--- Your task ---
Search the records for the line with "Decode this image". Output that line and each line after it, exactly, and stop at the end; omit pictures.

--- Supplied data ---
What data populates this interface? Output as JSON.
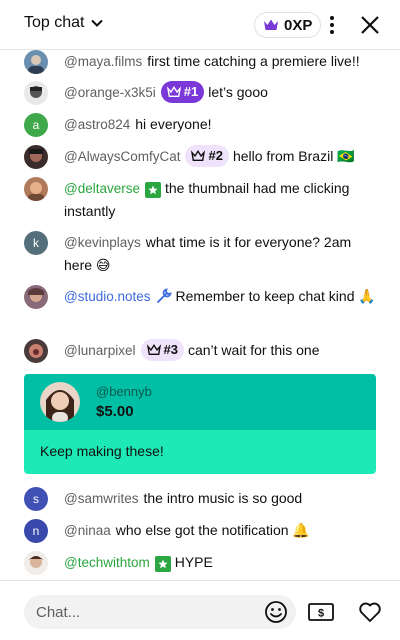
{
  "header": {
    "title": "Top chat",
    "xp_label": "0XP",
    "xp_color": "#7b38d8"
  },
  "messages": [
    {
      "username": "@maya.films",
      "text": "first time catching a premiere live!!"
    },
    {
      "username": "@orange-x3k5i",
      "badge": "#1",
      "text": "let’s gooo"
    },
    {
      "username": "@astro824",
      "avatar_letter": "a",
      "text": "hi everyone!"
    },
    {
      "username": "@AlwaysComfyCat",
      "badge": "#2",
      "text": "hello from Brazil 🇧🇷"
    },
    {
      "username": "@deltaverse",
      "text": "the thumbnail had me clicking instantly"
    },
    {
      "username": "@kevinplays",
      "avatar_letter": "k",
      "text": "what time is it for everyone? 2am here 😅"
    },
    {
      "username": "@studio.notes",
      "text": "Remember to keep chat kind 🙏"
    },
    {
      "username": "@lunarpixel",
      "badge": "#3",
      "text": "can’t wait for this one"
    },
    {
      "username": "@samwrites",
      "avatar_letter": "s",
      "text": "the intro music is so good"
    },
    {
      "username": "@ninaa",
      "avatar_letter": "n",
      "text": "who else got the notification 🔔"
    },
    {
      "username": "@techwithtom",
      "text": "HYPE"
    }
  ],
  "superchat": {
    "username": "@bennyb",
    "amount": "$5.00",
    "message": "Keep making these!",
    "header_color": "#00bfa5",
    "body_color": "#1de9b6"
  },
  "footer": {
    "placeholder": "Chat..."
  }
}
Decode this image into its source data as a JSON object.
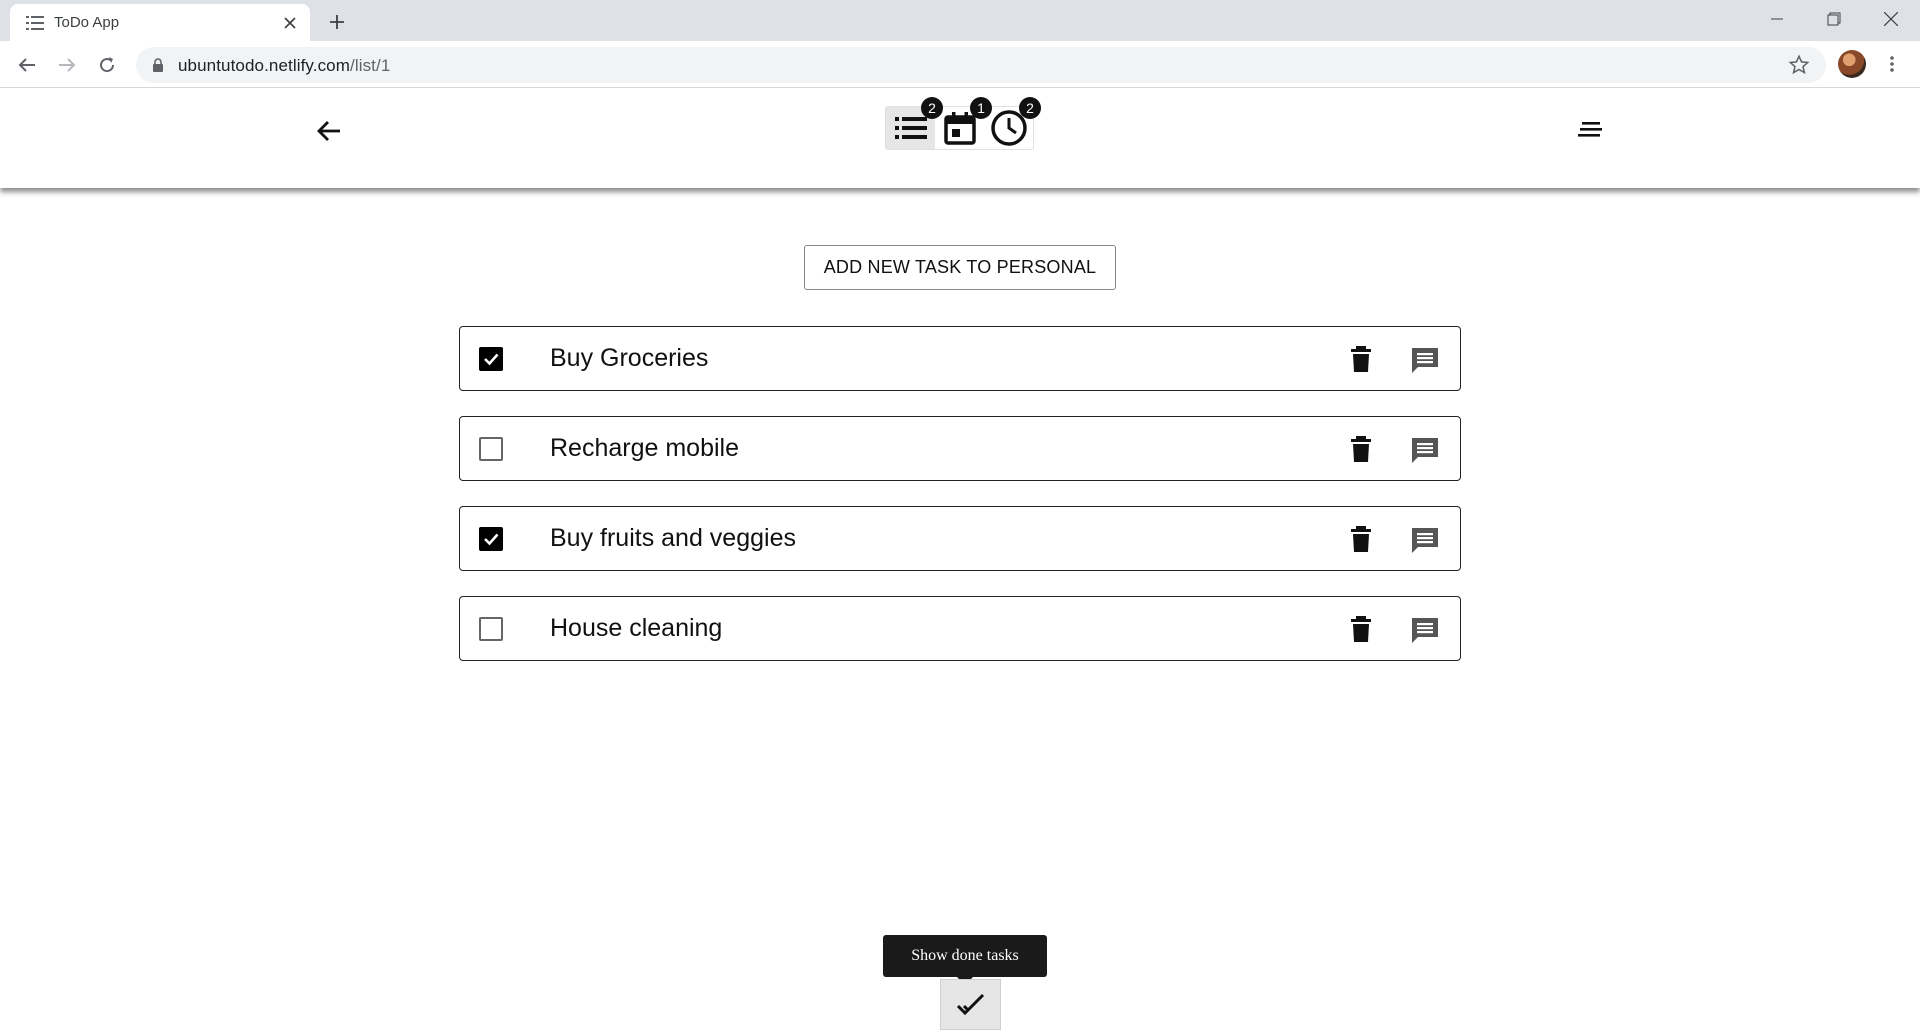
{
  "browser": {
    "tab_title": "ToDo App",
    "url_host": "ubuntutodo.netlify.com",
    "url_path": "/list/1",
    "icons": [
      "list-favicon-icon",
      "close-icon",
      "plus-icon",
      "minimize-icon",
      "restore-icon",
      "window-close-icon",
      "back-icon",
      "forward-icon",
      "reload-icon",
      "lock-icon",
      "star-icon",
      "kebab-icon"
    ]
  },
  "header": {
    "views": [
      {
        "name": "list-view",
        "icon": "list-icon",
        "badge": "2",
        "active": true
      },
      {
        "name": "calendar-view",
        "icon": "calendar-icon",
        "badge": "1",
        "active": false
      },
      {
        "name": "clock-view",
        "icon": "clock-icon",
        "badge": "2",
        "active": false
      }
    ]
  },
  "main": {
    "add_task_label": "ADD NEW TASK TO PERSONAL",
    "tasks": [
      {
        "label": "Buy Groceries",
        "done": true
      },
      {
        "label": "Recharge mobile",
        "done": false
      },
      {
        "label": "Buy fruits and veggies",
        "done": true
      },
      {
        "label": "House cleaning",
        "done": false
      }
    ]
  },
  "footer": {
    "tooltip": "Show done tasks"
  },
  "colors": {
    "tabstrip": "#dee1e6",
    "tooltip_bg": "#1a1a1a",
    "badge_bg": "#111111"
  }
}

--- Exercise result ---
Decode this image into its source data as a JSON object.
{
  "browser": {
    "tab_title": "ToDo App",
    "url_host": "ubuntutodo.netlify.com",
    "url_path": "/list/1",
    "icons": [
      "list-favicon-icon",
      "close-icon",
      "plus-icon",
      "minimize-icon",
      "restore-icon",
      "window-close-icon",
      "back-icon",
      "forward-icon",
      "reload-icon",
      "lock-icon",
      "star-icon",
      "kebab-icon"
    ]
  },
  "header": {
    "views": [
      {
        "name": "list-view",
        "icon": "list-icon",
        "badge": "2",
        "active": true
      },
      {
        "name": "calendar-view",
        "icon": "calendar-icon",
        "badge": "1",
        "active": false
      },
      {
        "name": "clock-view",
        "icon": "clock-icon",
        "badge": "2",
        "active": false
      }
    ]
  },
  "main": {
    "add_task_label": "ADD NEW TASK TO PERSONAL",
    "tasks": [
      {
        "label": "Buy Groceries",
        "done": true
      },
      {
        "label": "Recharge mobile",
        "done": false
      },
      {
        "label": "Buy fruits and veggies",
        "done": true
      },
      {
        "label": "House cleaning",
        "done": false
      }
    ]
  },
  "footer": {
    "tooltip": "Show done tasks"
  },
  "colors": {
    "tabstrip": "#dee1e6",
    "tooltip_bg": "#1a1a1a",
    "badge_bg": "#111111"
  }
}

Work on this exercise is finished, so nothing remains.